Required work: Say how many lines of these entries include the word "Monte", and answer with the number alone.

Raw data:
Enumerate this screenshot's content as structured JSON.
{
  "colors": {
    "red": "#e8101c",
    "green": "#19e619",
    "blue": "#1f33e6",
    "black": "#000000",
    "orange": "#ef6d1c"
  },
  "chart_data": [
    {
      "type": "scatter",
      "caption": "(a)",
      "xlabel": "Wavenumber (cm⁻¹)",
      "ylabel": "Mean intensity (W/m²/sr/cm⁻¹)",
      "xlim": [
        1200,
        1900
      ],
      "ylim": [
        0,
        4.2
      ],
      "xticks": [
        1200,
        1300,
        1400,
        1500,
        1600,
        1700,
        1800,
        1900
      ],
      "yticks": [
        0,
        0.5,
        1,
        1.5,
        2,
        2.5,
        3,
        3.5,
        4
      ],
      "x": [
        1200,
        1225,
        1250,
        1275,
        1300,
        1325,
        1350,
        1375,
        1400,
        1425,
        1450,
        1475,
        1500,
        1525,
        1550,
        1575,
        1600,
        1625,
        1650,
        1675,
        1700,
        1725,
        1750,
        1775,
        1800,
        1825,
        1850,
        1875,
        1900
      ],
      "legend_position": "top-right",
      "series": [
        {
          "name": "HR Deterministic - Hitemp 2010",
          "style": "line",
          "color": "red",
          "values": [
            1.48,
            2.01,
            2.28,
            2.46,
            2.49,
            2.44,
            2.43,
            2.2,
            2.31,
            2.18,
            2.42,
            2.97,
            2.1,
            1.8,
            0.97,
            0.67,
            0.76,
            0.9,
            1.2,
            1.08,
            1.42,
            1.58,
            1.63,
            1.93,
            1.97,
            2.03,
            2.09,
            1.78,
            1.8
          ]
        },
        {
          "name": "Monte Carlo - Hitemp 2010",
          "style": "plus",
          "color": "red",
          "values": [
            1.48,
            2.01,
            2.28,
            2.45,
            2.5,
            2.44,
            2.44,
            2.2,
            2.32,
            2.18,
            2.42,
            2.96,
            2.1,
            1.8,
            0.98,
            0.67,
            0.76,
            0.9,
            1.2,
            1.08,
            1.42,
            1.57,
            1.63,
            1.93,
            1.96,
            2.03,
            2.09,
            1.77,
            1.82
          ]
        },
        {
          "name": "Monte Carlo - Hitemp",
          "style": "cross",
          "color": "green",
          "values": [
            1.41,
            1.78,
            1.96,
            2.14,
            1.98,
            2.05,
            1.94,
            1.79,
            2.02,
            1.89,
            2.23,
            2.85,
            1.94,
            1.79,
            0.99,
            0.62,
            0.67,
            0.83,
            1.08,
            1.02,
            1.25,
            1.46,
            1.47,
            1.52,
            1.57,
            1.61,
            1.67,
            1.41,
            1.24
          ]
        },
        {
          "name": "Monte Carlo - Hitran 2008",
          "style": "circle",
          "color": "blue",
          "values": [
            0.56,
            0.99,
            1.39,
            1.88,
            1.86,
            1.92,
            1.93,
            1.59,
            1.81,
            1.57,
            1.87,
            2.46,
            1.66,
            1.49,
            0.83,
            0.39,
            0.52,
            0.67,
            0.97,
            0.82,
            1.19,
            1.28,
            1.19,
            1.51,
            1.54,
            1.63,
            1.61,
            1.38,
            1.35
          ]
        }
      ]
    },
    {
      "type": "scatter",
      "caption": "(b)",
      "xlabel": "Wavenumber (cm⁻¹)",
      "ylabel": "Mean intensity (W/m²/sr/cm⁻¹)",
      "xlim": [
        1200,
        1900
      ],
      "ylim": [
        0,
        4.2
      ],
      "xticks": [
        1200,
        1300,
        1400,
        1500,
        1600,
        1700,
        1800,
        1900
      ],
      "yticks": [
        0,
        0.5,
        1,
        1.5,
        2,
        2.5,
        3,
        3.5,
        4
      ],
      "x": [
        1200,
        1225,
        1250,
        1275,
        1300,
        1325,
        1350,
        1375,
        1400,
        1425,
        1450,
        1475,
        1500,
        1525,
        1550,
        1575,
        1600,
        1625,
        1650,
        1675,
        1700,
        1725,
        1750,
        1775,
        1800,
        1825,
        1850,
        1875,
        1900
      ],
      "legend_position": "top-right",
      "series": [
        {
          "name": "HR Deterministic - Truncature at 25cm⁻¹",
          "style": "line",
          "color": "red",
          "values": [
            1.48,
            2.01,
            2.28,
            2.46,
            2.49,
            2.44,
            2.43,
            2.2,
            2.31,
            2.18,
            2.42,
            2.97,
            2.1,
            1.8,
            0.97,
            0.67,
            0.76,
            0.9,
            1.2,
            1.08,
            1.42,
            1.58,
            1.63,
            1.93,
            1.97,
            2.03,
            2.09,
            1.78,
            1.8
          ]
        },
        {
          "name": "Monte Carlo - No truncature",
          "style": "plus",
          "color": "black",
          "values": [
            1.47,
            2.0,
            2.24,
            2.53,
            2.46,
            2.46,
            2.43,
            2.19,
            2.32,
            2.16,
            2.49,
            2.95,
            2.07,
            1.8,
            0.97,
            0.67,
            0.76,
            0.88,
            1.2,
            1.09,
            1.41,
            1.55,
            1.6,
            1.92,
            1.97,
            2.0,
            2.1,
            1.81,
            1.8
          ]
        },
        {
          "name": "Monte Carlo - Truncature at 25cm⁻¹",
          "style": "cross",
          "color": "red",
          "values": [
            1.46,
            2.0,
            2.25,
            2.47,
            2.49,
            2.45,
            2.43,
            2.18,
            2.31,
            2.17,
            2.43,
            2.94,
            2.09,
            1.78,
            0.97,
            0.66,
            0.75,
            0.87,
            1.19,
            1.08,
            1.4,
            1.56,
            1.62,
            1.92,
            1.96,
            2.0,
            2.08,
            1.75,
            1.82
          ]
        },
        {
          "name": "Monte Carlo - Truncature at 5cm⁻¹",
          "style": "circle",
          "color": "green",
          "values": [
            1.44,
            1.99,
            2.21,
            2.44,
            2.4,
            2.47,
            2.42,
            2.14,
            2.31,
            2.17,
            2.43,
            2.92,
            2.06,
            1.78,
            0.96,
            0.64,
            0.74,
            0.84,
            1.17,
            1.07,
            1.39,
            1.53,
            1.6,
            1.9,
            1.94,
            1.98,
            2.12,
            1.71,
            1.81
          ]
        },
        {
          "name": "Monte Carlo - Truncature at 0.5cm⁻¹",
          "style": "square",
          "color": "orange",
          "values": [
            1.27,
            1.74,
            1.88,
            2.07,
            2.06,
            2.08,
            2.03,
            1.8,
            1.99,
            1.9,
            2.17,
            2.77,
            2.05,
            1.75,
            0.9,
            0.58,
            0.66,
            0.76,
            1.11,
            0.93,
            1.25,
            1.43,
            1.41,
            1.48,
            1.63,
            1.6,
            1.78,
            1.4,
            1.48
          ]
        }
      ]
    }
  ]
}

Full answer: 7